** begin **

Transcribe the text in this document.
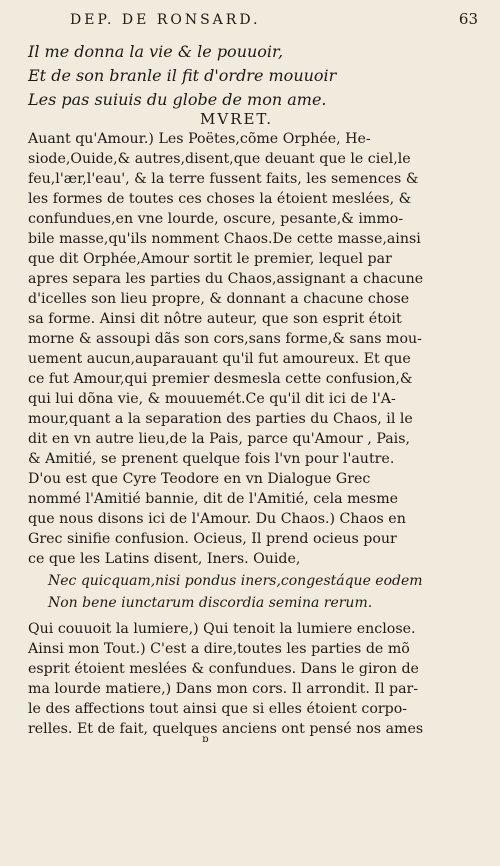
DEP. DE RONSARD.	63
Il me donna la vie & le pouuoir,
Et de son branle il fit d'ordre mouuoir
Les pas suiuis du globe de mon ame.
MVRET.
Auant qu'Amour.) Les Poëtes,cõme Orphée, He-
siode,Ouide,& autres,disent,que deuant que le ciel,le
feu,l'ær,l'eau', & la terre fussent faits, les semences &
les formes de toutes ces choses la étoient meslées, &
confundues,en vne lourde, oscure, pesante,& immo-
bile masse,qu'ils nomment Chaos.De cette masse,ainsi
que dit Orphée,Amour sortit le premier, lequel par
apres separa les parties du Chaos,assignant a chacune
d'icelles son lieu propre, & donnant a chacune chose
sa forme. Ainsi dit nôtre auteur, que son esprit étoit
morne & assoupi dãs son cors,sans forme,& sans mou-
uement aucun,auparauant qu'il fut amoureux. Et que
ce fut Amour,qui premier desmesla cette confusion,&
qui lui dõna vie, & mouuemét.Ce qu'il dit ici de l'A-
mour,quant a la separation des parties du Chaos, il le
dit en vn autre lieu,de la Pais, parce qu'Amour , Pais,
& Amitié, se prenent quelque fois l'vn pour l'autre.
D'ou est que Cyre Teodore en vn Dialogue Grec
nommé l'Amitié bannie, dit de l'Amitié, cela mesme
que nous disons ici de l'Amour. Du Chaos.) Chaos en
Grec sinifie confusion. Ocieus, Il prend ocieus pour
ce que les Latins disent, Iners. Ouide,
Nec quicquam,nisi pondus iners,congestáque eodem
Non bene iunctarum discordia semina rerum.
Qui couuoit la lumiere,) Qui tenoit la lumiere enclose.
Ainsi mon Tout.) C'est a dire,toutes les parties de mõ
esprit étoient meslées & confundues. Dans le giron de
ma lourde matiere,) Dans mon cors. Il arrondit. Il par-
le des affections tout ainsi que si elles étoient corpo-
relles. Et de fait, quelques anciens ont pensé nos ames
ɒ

** end **
** begin **

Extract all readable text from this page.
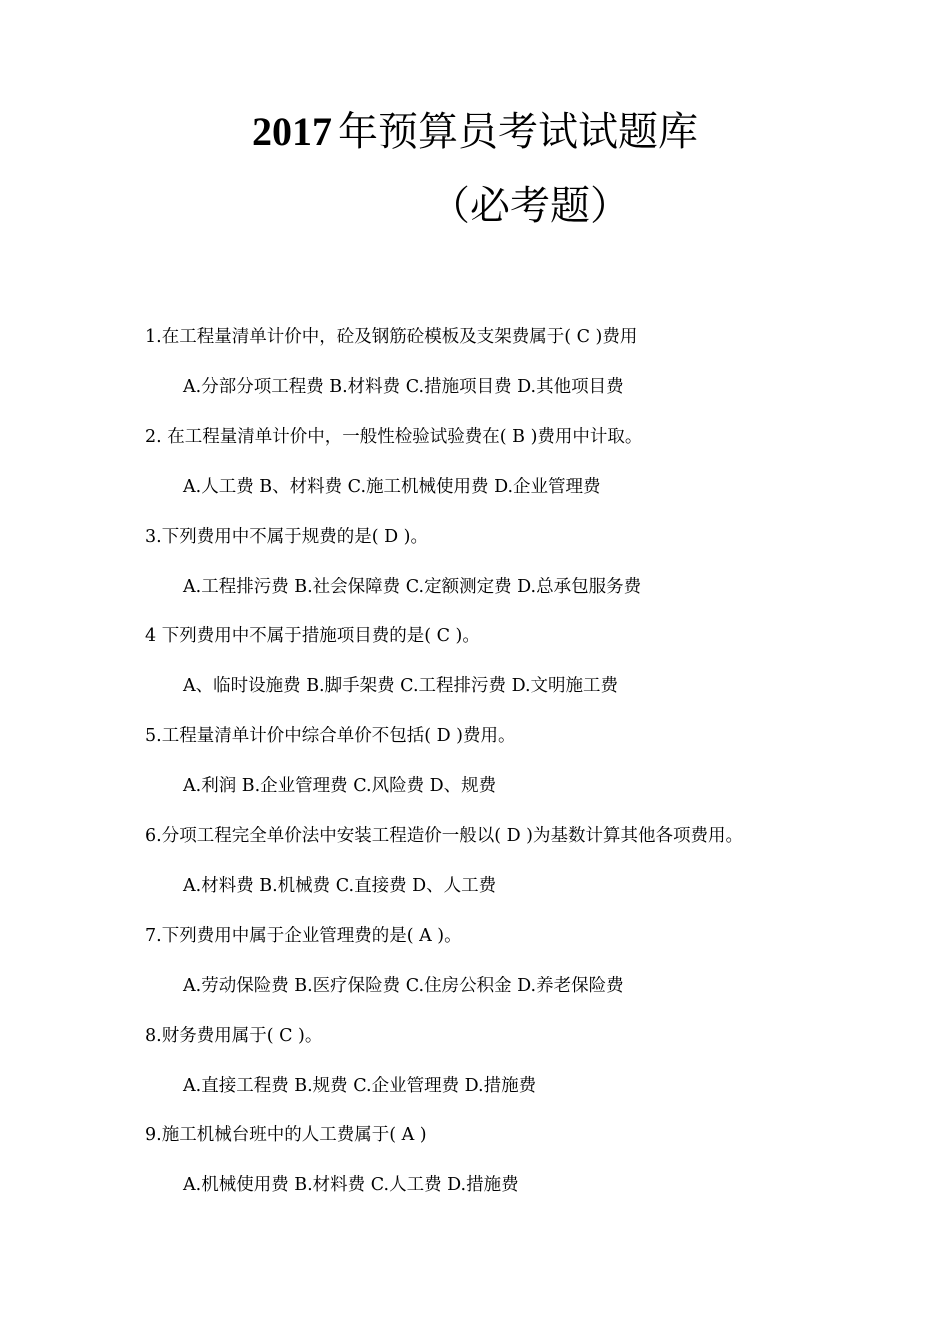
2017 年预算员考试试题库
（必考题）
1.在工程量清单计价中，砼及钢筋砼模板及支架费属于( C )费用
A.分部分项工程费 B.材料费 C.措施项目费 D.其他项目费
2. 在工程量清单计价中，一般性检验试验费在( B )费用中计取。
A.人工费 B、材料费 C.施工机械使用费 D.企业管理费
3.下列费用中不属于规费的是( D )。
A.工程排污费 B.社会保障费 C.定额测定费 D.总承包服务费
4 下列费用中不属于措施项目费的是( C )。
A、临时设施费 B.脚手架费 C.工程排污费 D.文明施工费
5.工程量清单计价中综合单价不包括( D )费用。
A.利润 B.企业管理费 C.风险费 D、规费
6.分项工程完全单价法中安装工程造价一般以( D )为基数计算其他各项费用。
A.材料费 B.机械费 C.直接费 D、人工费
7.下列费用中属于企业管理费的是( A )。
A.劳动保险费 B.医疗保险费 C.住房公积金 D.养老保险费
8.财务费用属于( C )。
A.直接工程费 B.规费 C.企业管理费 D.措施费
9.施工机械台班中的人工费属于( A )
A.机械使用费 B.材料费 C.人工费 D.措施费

** end **

Scan the material and collect every line that contains "disent".

# THE REPLY:
siode,Ouide,& autres,disent,que deuant que le ciel,le
ce que les Latins disent, Iners. Ouide,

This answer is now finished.